═══ Provided text ═══

There’s an example from real world research. Reflectors on clothing for pedestrians are much more effective if they’re distributed across joints — a couple on the torso, one on upper arm, one on lower, etc.
Nortius Maximus
Aza’s comment in the ‘cast makes it sound as if it’s easy to find the Firefox Mobile demo from the front door of his blog. I’m not finding it that way. Had to use search engine. Sigh,
Also, couldn’t make out what the codename was supposed to be. Zipf’s law and audio encoders are sometimes at odds. :)
Andreas
About the Throw gesture: Don’t you anticipate similar problems like with timing-based interaction?
If I understand the Throw gesture correctly, it’s recognized when the speed of motion is beyond a certain threshold (plus some other factors). So, similar to a single- vs. double-click gesture, you’re using an originally quantitative measure (time/motion) and defining a threshold (delay/velocity) that divides it up into distinct (qualitative) features.
I’m just thinking: When measuring speed is timing-dependent, too, don’t the same kind of difficulties come up? Like, what is “quick” to one user may be “slow” to the other, and the other way round. How to select the (universal) threshold value?

═══

_Job_
Continue the comment thread about gesture interaction and the Firefox Mobile demo, starting right after its final comment.

═══ Supplied data ═══

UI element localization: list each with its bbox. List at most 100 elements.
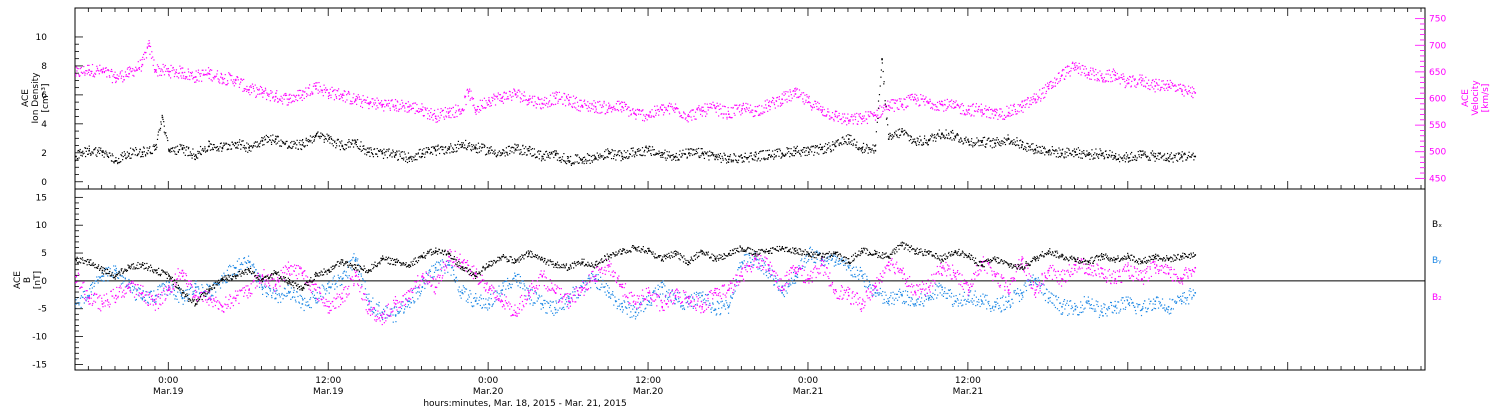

═══

_Task result_
Anand Agarawala
Dude, make a podcast. Its ultra easy if you use posterous.com. Just fwd the mp3’s to your posterous and it gives you a iTunes friendly podcast feed. Hells yea!
Tobias
Just wanted to let you know that I just stopped listening and didnt listen till the end. In Part maybe because the audio was so hard to hear but also I didnt get the topic/points. Maybe this interaction-stuff is not transported via podcast in the bestway? Maybe only me…
Andreas
I’m still interested in your thoughts about the relation between “throw speed” and the classic problem of timing (question in my comment above). I still imagine that a defined “quick throw gesture” could potentially be too slow for some users and too quick for others.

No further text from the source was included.